— DATA LISTING —
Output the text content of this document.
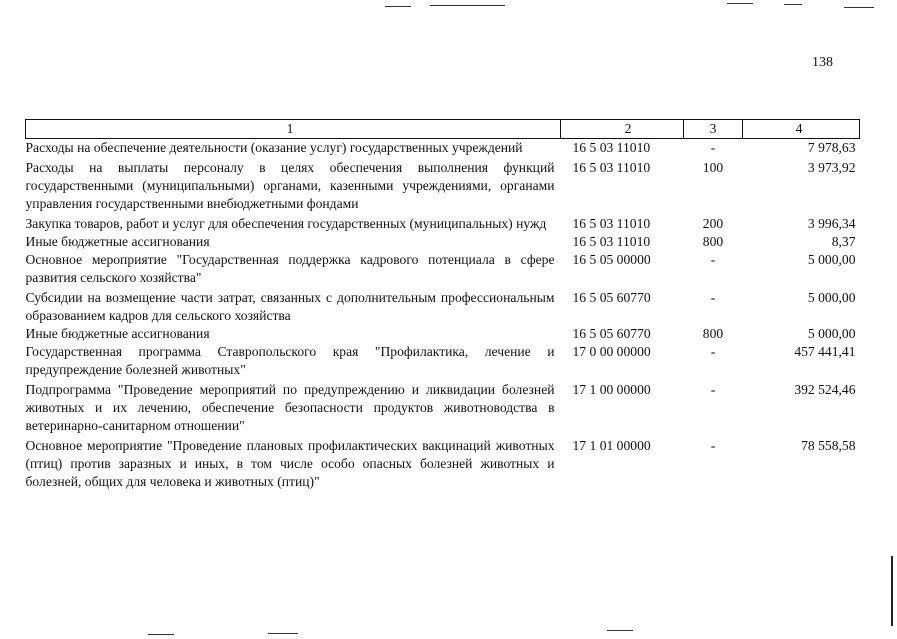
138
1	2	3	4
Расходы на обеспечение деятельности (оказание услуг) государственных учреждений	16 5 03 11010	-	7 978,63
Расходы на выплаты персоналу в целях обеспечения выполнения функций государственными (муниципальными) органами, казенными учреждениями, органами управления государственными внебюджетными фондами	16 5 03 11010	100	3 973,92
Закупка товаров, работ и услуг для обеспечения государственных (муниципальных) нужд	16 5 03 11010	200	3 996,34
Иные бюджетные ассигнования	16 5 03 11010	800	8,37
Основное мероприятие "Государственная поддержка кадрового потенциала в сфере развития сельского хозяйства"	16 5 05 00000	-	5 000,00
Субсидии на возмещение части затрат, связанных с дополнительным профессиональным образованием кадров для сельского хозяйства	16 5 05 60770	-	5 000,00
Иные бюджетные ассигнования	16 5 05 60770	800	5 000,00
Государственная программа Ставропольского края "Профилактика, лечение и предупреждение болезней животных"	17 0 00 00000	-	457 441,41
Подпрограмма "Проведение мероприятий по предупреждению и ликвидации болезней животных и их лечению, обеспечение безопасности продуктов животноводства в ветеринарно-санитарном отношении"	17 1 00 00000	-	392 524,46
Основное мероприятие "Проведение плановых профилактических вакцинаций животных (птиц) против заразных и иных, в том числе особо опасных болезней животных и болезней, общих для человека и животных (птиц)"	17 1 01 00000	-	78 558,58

— AIM OF THE TASK —
Give the material again exactly as it is, but keep the pictures out.

— RESULT —
Output the text content of this document.
138
1	2	3	4
Расходы на обеспечение деятельности (оказание услуг) государственных учреждений	16 5 03 11010	-	7 978,63
Расходы на выплаты персоналу в целях обеспечения выполнения функций государственными (муниципальными) органами, казенными учреждениями, органами управления государственными внебюджетными фондами	16 5 03 11010	100	3 973,92
Закупка товаров, работ и услуг для обеспечения государственных (муниципальных) нужд	16 5 03 11010	200	3 996,34
Иные бюджетные ассигнования	16 5 03 11010	800	8,37
Основное мероприятие "Государственная поддержка кадрового потенциала в сфере развития сельского хозяйства"	16 5 05 00000	-	5 000,00
Субсидии на возмещение части затрат, связанных с дополнительным профессиональным образованием кадров для сельского хозяйства	16 5 05 60770	-	5 000,00
Иные бюджетные ассигнования	16 5 05 60770	800	5 000,00
Государственная программа Ставропольского края "Профилактика, лечение и предупреждение болезней животных"	17 0 00 00000	-	457 441,41
Подпрограмма "Проведение мероприятий по предупреждению и ликвидации болезней животных и их лечению, обеспечение безопасности продуктов животноводства в ветеринарно-санитарном отношении"	17 1 00 00000	-	392 524,46
Основное мероприятие "Проведение плановых профилактических вакцинаций животных (птиц) против заразных и иных, в том числе особо опасных болезней животных и болезней, общих для человека и животных (птиц)"	17 1 01 00000	-	78 558,58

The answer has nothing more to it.